START

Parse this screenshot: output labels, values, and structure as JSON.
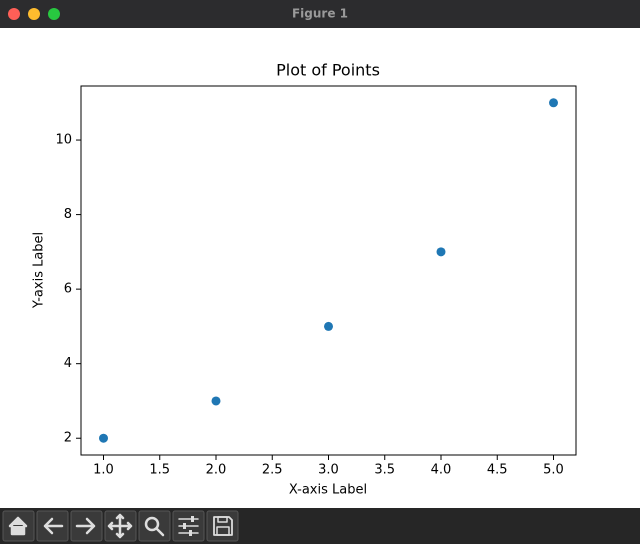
{
  "window": {
    "title": "Figure 1"
  },
  "chart_data": {
    "type": "scatter",
    "title": "Plot of Points",
    "x_label": "X-axis Label",
    "y_label": "Y-axis Label",
    "x": [
      1,
      2,
      3,
      4,
      5
    ],
    "values": [
      2,
      3,
      5,
      7,
      11
    ],
    "color": "#1f77b4",
    "xlim": [
      0.8,
      5.2
    ],
    "ylim": [
      1.55,
      11.45
    ],
    "xticks": [
      {
        "value": 1,
        "label": "1.0"
      },
      1.5,
      {
        "value": 2,
        "label": "2.0"
      },
      2.5,
      {
        "value": 3,
        "label": "3.0"
      },
      3.5,
      {
        "value": 4,
        "label": "4.0"
      },
      4.5,
      {
        "value": 5,
        "label": "5.0"
      }
    ],
    "yticks": [
      2,
      4,
      6,
      8,
      10
    ],
    "grid": false
  }
}
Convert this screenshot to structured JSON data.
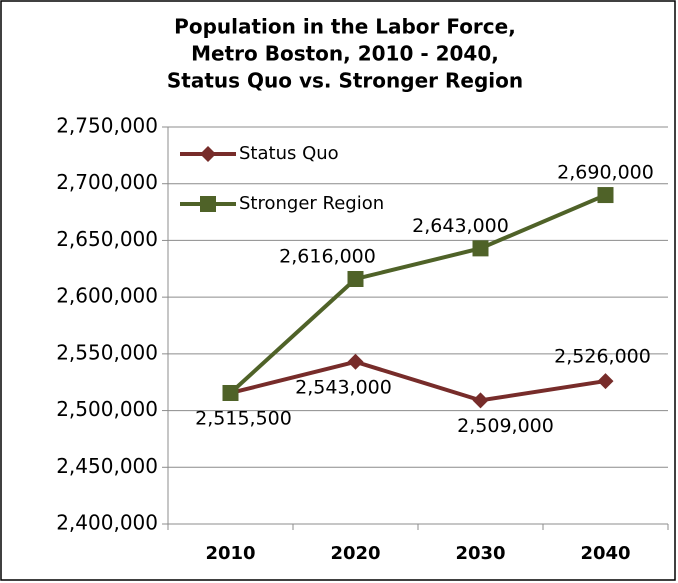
{
  "chart_data": {
    "type": "line",
    "title": [
      "Population in the Labor Force,",
      "Metro Boston, 2010 - 2040,",
      "Status Quo vs. Stronger Region"
    ],
    "categories": [
      "2010",
      "2020",
      "2030",
      "2040"
    ],
    "series": [
      {
        "name": "Status Quo",
        "color": "#772c2a",
        "marker": "diamond",
        "values": [
          2515500,
          2543000,
          2509000,
          2526000
        ],
        "value_labels": [
          "2,515,500",
          "2,543,000",
          "2,509,000",
          "2,526,000"
        ]
      },
      {
        "name": "Stronger Region",
        "color": "#4f6228",
        "marker": "square",
        "values": [
          2515500,
          2616000,
          2643000,
          2690000
        ],
        "value_labels": [
          null,
          "2,616,000",
          "2,643,000",
          "2,690,000"
        ]
      }
    ],
    "ylim": [
      2400000,
      2750000
    ],
    "yticks": [
      {
        "value": 2400000,
        "label": "2,400,000"
      },
      {
        "value": 2450000,
        "label": "2,450,000"
      },
      {
        "value": 2500000,
        "label": "2,500,000"
      },
      {
        "value": 2550000,
        "label": "2,550,000"
      },
      {
        "value": 2600000,
        "label": "2,600,000"
      },
      {
        "value": 2650000,
        "label": "2,650,000"
      },
      {
        "value": 2700000,
        "label": "2,700,000"
      },
      {
        "value": 2750000,
        "label": "2,750,000"
      }
    ],
    "grid": true,
    "legend": "upper left"
  }
}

END

OBJECTIVE
Write out every line of the entries that holds the word "JSON".

EXERCISE ANSWER
Parse this screenshot: output labels, values, and structure as JSON.
Convert this screenshot to structured JSON data.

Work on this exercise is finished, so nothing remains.